§ **TASK DESCRIPTION**
Exact reproduction is required for all entries.

§ **RECORDED INFORMATION**

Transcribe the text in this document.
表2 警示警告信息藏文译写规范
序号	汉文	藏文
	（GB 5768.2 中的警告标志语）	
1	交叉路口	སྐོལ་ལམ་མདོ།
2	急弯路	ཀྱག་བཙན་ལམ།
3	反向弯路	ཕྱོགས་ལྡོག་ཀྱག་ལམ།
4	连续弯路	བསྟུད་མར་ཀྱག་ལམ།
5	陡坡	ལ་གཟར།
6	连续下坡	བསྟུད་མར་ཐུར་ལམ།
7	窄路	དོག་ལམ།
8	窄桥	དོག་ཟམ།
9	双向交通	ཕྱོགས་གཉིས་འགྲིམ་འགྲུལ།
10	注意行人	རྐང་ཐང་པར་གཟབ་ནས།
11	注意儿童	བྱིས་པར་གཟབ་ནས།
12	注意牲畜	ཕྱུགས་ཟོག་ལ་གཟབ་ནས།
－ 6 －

§ **CORRECT RESPONSE**
Transcribe the text in this document.
表2 警示警告信息藏文译写规范
序号	汉文	藏文
	（GB 5768.2 中的警告标志语）	
1	交叉路口	སྐོལ་ལམ་མདོ།
2	急弯路	ཀྱག་བཙན་ལམ།
3	反向弯路	ཕྱོགས་ལྡོག་ཀྱག་ལམ།
4	连续弯路	བསྟུད་མར་ཀྱག་ལམ།
5	陡坡	ལ་གཟར།
6	连续下坡	བསྟུད་མར་ཐུར་ལམ།
7	窄路	དོག་ལམ།
8	窄桥	དོག་ཟམ།
9	双向交通	ཕྱོགས་གཉིས་འགྲིམ་འགྲུལ།
10	注意行人	རྐང་ཐང་པར་གཟབ་ནས།
11	注意儿童	བྱིས་པར་གཟབ་ནས།
12	注意牲畜	ཕྱུགས་ཟོག་ལ་གཟབ་ནས།
－ 6 －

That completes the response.